[Task prompt]: Swap every "junction dot" for "junction point" in the entries below, and give back all the lines with nothing else changed.

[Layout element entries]
***
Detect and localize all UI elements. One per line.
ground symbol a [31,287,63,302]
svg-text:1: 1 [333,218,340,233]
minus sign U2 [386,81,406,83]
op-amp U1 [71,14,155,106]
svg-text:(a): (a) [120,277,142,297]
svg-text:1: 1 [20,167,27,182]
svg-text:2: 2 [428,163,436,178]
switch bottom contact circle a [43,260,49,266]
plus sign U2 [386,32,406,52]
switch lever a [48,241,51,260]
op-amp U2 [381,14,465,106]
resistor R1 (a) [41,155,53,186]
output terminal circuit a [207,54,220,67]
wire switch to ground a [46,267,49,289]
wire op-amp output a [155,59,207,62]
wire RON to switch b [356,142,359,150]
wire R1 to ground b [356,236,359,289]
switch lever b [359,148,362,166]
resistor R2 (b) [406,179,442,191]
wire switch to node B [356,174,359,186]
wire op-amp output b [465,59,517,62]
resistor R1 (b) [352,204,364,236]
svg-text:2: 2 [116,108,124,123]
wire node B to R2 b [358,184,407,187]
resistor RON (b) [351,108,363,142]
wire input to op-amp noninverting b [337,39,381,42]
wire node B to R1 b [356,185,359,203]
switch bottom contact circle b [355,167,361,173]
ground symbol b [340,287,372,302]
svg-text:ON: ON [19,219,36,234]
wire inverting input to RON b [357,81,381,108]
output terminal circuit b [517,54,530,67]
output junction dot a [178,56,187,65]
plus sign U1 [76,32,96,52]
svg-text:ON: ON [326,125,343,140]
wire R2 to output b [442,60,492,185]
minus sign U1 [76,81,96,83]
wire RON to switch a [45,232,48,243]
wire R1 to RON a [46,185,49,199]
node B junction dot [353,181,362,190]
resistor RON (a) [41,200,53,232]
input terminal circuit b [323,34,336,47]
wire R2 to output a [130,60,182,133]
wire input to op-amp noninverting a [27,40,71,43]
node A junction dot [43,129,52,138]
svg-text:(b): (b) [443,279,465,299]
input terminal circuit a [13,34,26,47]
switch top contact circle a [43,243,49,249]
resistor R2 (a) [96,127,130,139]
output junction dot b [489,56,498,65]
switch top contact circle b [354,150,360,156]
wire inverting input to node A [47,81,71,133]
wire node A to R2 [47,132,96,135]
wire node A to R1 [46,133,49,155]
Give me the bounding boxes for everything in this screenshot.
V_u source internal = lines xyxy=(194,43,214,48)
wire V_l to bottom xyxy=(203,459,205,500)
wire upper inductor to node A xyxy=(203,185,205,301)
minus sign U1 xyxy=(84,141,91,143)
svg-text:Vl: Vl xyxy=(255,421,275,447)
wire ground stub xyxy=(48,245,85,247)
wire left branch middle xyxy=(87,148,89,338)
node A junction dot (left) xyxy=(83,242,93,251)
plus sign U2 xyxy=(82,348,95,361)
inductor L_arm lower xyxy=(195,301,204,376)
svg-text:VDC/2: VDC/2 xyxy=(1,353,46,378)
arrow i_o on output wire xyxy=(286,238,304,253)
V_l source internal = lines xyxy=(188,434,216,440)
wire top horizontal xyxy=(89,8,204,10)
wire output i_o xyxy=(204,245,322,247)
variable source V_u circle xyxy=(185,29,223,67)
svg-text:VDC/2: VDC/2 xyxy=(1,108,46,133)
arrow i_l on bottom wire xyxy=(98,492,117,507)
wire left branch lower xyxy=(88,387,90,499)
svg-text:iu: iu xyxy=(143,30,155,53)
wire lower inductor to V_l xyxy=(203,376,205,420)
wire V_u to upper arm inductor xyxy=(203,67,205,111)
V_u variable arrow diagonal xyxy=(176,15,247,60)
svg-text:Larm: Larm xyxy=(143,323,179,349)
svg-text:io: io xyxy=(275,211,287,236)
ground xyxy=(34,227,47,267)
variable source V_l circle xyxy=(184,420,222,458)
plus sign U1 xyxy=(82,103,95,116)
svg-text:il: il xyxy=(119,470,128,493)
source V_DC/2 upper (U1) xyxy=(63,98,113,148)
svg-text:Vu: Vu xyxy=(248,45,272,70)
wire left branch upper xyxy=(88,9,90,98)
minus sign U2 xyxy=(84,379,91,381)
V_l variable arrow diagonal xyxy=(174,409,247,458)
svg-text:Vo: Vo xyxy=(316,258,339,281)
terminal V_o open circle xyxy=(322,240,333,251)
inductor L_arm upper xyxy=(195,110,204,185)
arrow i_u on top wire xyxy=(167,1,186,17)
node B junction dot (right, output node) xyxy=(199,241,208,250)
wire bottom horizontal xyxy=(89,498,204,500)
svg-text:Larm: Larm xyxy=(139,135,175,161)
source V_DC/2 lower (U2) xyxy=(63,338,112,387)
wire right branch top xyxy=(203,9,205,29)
***
[Response for this exercise]:
Detect and localize all UI elements. One per line.
ground symbol a [31,287,63,302]
svg-text:1: 1 [333,218,340,233]
minus sign U2 [386,81,406,83]
op-amp U1 [71,14,155,106]
svg-text:(a): (a) [120,277,142,297]
svg-text:1: 1 [20,167,27,182]
svg-text:2: 2 [428,163,436,178]
switch bottom contact circle a [43,260,49,266]
plus sign U2 [386,32,406,52]
switch lever a [48,241,51,260]
op-amp U2 [381,14,465,106]
resistor R1 (a) [41,155,53,186]
output terminal circuit a [207,54,220,67]
wire switch to ground a [46,267,49,289]
wire op-amp output a [155,59,207,62]
wire RON to switch b [356,142,359,150]
wire R1 to ground b [356,236,359,289]
switch lever b [359,148,362,166]
resistor R2 (b) [406,179,442,191]
wire switch to node B [356,174,359,186]
wire op-amp output b [465,59,517,62]
resistor R1 (b) [352,204,364,236]
svg-text:2: 2 [116,108,124,123]
wire node B to R2 b [358,184,407,187]
resistor RON (b) [351,108,363,142]
wire input to op-amp noninverting b [337,39,381,42]
wire node B to R1 b [356,185,359,203]
switch bottom contact circle b [355,167,361,173]
ground symbol b [340,287,372,302]
svg-text:ON: ON [19,219,36,234]
wire inverting input to RON b [357,81,381,108]
output terminal circuit b [517,54,530,67]
output junction point a [178,56,187,65]
plus sign U1 [76,32,96,52]
svg-text:ON: ON [326,125,343,140]
wire R2 to output b [442,60,492,185]
minus sign U1 [76,81,96,83]
wire RON to switch a [45,232,48,243]
wire R1 to RON a [46,185,49,199]
node B junction point [353,181,362,190]
resistor RON (a) [41,200,53,232]
input terminal circuit b [323,34,336,47]
wire R2 to output a [130,60,182,133]
wire input to op-amp noninverting a [27,40,71,43]
node A junction point [43,129,52,138]
svg-text:(b): (b) [443,279,465,299]
input terminal circuit a [13,34,26,47]
switch top contact circle a [43,243,49,249]
resistor R2 (a) [96,127,130,139]
output junction point b [489,56,498,65]
switch top contact circle b [354,150,360,156]
wire inverting input to node A [47,81,71,133]
wire node A to R2 [47,132,96,135]
wire node A to R1 [46,133,49,155]
Give me the bounding boxes for everything in this screenshot.
V_u source internal = lines xyxy=(194,43,214,48)
wire V_l to bottom xyxy=(203,459,205,500)
wire upper inductor to node A xyxy=(203,185,205,301)
minus sign U1 xyxy=(84,141,91,143)
svg-text:Vl: Vl xyxy=(255,421,275,447)
wire ground stub xyxy=(48,245,85,247)
wire left branch middle xyxy=(87,148,89,338)
node A junction point (left) xyxy=(83,242,93,251)
plus sign U2 xyxy=(82,348,95,361)
inductor L_arm lower xyxy=(195,301,204,376)
svg-text:VDC/2: VDC/2 xyxy=(1,353,46,378)
arrow i_o on output wire xyxy=(286,238,304,253)
V_l source internal = lines xyxy=(188,434,216,440)
wire top horizontal xyxy=(89,8,204,10)
wire output i_o xyxy=(204,245,322,247)
variable source V_u circle xyxy=(185,29,223,67)
svg-text:VDC/2: VDC/2 xyxy=(1,108,46,133)
arrow i_l on bottom wire xyxy=(98,492,117,507)
wire left branch lower xyxy=(88,387,90,499)
svg-text:iu: iu xyxy=(143,30,155,53)
wire lower inductor to V_l xyxy=(203,376,205,420)
wire V_u to upper arm inductor xyxy=(203,67,205,111)
V_u variable arrow diagonal xyxy=(176,15,247,60)
svg-text:Larm: Larm xyxy=(143,323,179,349)
svg-text:io: io xyxy=(275,211,287,236)
ground xyxy=(34,227,47,267)
variable source V_l circle xyxy=(184,420,222,458)
plus sign U1 xyxy=(82,103,95,116)
svg-text:il: il xyxy=(119,470,128,493)
source V_DC/2 upper (U1) xyxy=(63,98,113,148)
svg-text:Vu: Vu xyxy=(248,45,272,70)
wire left branch upper xyxy=(88,9,90,98)
minus sign U2 xyxy=(84,379,91,381)
V_l variable arrow diagonal xyxy=(174,409,247,458)
svg-text:Vo: Vo xyxy=(316,258,339,281)
terminal V_o open circle xyxy=(322,240,333,251)
inductor L_arm upper xyxy=(195,110,204,185)
arrow i_u on top wire xyxy=(167,1,186,17)
node B junction point (right, output node) xyxy=(199,241,208,250)
wire bottom horizontal xyxy=(89,498,204,500)
svg-text:Larm: Larm xyxy=(139,135,175,161)
source V_DC/2 lower (U2) xyxy=(63,338,112,387)
wire right branch top xyxy=(203,9,205,29)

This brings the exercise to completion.